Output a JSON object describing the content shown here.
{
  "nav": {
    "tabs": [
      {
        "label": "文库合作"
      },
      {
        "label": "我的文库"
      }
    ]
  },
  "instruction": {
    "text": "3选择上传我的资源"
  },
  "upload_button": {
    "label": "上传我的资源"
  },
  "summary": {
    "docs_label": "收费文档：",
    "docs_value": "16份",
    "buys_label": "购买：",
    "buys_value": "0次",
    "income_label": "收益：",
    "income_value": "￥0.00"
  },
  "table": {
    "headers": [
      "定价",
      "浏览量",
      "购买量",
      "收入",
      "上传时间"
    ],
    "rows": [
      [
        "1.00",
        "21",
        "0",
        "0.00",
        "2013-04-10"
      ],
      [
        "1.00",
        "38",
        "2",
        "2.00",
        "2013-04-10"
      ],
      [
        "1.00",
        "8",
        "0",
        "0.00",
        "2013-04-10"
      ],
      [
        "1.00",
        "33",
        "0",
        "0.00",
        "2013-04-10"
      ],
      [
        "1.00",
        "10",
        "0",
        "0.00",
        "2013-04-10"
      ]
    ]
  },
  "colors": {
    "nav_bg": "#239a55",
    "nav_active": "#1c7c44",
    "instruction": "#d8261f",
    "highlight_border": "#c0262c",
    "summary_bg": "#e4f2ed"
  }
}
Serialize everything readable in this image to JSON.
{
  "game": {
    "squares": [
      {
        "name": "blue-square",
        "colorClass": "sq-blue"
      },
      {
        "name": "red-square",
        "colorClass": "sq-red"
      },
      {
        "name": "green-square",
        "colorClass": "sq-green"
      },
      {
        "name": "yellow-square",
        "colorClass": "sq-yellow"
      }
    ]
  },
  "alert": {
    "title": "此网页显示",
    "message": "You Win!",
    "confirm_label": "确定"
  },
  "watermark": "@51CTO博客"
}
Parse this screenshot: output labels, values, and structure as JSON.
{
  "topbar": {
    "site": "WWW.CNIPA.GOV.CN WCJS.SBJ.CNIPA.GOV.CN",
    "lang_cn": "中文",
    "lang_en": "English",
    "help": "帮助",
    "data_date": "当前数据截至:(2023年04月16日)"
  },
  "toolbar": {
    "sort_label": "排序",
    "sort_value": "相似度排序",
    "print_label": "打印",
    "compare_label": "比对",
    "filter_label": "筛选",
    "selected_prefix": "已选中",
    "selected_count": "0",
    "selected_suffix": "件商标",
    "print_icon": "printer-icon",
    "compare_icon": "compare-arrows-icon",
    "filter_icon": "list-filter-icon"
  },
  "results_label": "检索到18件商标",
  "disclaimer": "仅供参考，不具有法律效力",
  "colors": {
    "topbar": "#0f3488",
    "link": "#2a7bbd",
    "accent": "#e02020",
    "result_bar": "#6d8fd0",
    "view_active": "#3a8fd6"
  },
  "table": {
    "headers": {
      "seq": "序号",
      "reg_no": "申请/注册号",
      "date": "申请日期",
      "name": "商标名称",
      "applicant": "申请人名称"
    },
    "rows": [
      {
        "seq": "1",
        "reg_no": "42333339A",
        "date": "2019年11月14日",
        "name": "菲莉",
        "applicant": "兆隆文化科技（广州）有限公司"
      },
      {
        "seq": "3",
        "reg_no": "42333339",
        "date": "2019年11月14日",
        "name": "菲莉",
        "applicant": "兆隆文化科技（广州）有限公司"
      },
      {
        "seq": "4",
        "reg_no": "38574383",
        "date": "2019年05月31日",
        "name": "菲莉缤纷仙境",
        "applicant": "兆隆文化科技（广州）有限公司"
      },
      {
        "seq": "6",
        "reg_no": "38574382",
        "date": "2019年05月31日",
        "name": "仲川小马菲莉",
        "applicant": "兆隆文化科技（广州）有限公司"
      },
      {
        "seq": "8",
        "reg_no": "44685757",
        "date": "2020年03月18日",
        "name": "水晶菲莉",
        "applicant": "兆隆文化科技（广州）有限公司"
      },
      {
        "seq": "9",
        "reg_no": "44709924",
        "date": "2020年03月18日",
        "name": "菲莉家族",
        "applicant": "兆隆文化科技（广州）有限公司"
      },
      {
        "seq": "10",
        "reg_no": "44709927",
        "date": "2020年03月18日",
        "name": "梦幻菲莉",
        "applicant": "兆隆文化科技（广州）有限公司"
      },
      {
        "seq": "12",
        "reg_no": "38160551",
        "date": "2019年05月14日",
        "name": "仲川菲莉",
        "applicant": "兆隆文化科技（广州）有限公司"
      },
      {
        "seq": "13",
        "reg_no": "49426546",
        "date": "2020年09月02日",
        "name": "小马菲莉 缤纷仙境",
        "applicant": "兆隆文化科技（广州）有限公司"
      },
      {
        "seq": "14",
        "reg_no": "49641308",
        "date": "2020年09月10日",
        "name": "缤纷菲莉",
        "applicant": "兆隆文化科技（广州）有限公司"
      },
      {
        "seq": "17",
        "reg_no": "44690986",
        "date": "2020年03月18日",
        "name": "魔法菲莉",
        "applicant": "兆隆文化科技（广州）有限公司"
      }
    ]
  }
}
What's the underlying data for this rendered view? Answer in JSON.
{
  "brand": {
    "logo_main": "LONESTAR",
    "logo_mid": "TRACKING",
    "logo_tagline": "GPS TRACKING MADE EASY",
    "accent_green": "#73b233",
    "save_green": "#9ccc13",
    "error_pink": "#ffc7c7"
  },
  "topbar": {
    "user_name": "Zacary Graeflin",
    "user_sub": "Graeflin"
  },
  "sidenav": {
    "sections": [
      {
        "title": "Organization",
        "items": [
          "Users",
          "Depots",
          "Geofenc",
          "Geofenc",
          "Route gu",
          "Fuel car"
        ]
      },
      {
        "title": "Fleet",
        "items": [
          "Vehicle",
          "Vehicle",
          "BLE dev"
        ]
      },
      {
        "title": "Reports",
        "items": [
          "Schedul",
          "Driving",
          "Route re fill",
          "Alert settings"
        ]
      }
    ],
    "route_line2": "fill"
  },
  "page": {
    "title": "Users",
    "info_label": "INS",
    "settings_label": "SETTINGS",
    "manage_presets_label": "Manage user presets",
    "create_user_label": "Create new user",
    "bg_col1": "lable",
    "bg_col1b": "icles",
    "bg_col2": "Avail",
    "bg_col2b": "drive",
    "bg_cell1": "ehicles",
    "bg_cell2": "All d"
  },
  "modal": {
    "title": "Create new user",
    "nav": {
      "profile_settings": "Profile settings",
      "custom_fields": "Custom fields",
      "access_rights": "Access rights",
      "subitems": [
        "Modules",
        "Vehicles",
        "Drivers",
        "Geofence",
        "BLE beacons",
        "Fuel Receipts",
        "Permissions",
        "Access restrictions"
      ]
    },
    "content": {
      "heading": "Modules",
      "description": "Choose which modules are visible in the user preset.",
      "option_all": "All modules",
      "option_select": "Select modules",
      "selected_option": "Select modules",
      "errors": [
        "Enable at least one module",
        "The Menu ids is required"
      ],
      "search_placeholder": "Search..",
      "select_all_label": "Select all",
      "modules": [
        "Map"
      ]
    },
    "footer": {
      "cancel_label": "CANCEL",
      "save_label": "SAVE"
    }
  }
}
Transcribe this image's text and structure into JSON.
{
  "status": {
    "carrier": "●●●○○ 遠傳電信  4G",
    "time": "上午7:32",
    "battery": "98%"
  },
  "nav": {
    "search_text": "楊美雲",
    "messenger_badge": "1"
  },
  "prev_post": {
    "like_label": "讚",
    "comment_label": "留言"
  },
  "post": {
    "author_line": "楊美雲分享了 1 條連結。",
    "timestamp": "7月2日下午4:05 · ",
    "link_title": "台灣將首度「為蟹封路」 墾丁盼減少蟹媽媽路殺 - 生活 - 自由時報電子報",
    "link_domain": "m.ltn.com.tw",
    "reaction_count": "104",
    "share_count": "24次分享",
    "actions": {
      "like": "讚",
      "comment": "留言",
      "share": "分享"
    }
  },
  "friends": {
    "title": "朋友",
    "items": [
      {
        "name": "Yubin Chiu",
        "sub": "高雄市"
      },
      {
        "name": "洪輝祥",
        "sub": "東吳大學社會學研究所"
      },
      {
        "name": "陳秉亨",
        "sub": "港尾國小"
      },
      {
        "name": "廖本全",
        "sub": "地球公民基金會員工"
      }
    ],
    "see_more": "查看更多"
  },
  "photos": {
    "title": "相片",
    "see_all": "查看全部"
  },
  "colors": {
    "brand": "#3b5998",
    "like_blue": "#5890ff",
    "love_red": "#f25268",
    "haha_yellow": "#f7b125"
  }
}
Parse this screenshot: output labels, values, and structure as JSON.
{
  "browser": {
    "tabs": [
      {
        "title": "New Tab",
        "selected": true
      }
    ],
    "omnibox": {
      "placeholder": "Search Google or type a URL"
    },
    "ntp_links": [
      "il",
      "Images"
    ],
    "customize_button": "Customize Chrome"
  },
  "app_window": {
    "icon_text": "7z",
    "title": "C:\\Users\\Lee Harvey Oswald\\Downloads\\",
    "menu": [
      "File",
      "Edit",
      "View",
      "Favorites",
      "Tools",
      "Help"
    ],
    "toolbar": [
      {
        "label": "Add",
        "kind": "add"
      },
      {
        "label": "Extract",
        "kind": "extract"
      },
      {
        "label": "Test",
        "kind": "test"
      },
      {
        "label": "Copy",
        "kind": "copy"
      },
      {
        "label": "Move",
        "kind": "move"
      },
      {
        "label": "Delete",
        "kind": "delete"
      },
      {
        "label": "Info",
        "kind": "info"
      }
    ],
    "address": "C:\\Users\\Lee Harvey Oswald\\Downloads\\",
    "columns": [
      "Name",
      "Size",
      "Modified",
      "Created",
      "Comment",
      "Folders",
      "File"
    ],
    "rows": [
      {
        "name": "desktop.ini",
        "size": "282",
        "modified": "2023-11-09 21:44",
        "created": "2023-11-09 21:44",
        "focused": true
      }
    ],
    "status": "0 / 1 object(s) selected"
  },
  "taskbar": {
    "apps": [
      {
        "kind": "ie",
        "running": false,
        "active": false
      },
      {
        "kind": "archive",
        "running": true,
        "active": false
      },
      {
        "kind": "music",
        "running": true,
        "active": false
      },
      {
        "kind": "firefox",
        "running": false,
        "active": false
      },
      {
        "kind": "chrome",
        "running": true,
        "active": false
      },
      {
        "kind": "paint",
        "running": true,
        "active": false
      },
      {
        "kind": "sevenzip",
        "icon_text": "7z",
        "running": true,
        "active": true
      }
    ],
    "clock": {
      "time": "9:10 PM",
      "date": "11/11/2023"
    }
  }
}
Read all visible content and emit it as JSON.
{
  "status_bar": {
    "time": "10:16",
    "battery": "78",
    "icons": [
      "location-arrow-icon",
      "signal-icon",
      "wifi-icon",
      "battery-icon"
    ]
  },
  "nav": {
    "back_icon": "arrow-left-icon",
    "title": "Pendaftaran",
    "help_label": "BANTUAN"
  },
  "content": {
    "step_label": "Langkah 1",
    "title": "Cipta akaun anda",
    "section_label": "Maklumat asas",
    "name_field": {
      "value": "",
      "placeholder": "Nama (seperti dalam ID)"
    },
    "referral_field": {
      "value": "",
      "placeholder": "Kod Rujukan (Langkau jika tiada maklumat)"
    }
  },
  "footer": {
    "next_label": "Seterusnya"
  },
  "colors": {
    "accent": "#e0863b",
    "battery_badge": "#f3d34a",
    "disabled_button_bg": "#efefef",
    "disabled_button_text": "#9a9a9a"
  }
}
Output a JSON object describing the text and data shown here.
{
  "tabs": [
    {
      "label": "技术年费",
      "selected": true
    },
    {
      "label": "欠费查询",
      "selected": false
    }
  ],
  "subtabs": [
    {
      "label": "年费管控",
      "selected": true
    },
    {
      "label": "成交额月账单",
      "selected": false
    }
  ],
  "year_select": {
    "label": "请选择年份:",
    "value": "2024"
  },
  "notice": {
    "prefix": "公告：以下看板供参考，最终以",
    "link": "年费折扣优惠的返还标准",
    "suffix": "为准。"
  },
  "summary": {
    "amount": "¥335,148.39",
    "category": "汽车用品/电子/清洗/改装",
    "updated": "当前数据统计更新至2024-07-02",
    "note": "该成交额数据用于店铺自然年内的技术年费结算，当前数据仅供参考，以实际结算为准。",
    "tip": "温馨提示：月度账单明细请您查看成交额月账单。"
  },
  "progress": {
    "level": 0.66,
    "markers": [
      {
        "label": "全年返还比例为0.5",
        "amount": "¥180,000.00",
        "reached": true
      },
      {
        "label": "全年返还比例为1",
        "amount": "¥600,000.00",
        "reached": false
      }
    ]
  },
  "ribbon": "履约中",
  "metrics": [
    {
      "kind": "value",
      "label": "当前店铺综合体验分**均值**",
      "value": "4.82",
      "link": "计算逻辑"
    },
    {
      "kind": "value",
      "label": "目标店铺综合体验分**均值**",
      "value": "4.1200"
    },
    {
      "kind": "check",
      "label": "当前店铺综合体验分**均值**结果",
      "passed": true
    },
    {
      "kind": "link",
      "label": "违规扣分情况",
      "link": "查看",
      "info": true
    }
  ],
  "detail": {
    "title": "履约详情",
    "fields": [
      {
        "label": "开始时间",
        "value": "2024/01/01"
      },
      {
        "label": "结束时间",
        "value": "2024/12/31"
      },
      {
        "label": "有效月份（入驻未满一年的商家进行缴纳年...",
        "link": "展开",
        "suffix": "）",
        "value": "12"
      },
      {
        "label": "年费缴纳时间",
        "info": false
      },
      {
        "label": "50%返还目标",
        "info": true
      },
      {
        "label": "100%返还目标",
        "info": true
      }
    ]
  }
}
◇ ◇ ◇
## EXERCISE
Where a line contains the string "TRACKING", extract that line.

## EXERCISE OUTPUT
    "logo_mid": "TRACKING",
    "logo_tagline": "GPS TRACKING MADE EASY",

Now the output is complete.